- WRITTEN REQUEST: Below are the records. List every line holding the word "ylabel".

- RECORDS FOR THE EXERCISE:
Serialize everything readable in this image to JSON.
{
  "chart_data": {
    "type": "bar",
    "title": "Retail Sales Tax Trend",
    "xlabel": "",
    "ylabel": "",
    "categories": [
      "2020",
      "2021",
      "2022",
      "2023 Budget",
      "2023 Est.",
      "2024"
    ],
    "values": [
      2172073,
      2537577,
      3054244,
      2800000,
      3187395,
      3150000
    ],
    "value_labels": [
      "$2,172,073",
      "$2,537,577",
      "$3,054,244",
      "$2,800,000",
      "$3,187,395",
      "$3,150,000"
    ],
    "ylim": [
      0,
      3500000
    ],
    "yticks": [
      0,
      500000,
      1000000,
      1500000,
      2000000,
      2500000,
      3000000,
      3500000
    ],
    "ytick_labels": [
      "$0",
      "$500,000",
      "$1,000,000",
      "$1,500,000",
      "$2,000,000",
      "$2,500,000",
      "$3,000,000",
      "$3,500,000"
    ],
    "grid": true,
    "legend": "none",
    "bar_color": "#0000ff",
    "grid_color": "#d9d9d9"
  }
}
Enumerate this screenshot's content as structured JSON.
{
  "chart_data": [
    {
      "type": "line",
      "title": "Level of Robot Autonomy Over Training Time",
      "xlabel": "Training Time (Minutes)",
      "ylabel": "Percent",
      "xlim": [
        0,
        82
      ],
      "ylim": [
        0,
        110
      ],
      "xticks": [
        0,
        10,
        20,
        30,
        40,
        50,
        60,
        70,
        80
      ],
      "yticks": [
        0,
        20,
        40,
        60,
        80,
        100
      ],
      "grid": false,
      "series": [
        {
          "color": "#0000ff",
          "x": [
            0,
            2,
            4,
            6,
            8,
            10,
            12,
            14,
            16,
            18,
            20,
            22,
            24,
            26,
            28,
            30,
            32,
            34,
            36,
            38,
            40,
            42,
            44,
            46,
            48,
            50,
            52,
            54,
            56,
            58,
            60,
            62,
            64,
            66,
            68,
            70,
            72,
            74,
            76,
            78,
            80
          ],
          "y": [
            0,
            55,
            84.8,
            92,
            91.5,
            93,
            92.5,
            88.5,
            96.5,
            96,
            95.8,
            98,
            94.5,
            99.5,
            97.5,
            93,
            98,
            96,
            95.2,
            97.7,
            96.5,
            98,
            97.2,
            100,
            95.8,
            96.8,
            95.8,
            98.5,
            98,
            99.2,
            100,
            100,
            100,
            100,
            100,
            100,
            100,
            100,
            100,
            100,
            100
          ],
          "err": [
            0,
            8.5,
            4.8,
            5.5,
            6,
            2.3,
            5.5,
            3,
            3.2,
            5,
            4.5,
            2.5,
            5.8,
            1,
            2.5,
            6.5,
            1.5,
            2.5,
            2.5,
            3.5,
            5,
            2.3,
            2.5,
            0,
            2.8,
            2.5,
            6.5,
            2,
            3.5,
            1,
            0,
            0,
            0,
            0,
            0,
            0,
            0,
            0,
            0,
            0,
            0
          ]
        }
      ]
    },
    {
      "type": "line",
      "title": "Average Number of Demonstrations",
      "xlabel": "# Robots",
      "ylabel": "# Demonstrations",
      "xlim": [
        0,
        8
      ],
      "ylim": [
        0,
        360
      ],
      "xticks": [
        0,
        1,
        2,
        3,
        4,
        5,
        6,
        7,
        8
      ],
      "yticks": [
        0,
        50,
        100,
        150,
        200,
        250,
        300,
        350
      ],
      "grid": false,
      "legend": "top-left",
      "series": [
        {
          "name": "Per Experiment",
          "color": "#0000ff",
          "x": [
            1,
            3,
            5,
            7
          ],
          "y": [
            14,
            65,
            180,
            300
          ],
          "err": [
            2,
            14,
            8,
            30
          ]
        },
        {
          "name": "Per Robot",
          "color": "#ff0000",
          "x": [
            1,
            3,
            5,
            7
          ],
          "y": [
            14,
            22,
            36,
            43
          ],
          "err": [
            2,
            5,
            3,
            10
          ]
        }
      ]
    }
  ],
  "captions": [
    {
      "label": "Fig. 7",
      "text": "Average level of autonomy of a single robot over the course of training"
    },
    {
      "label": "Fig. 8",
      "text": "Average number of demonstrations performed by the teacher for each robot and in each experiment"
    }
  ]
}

- ANSWER TO THIS EXERCISE:
    "ylabel": "",
      "ylabel": "Percent",
      "ylabel": "# Demonstrations",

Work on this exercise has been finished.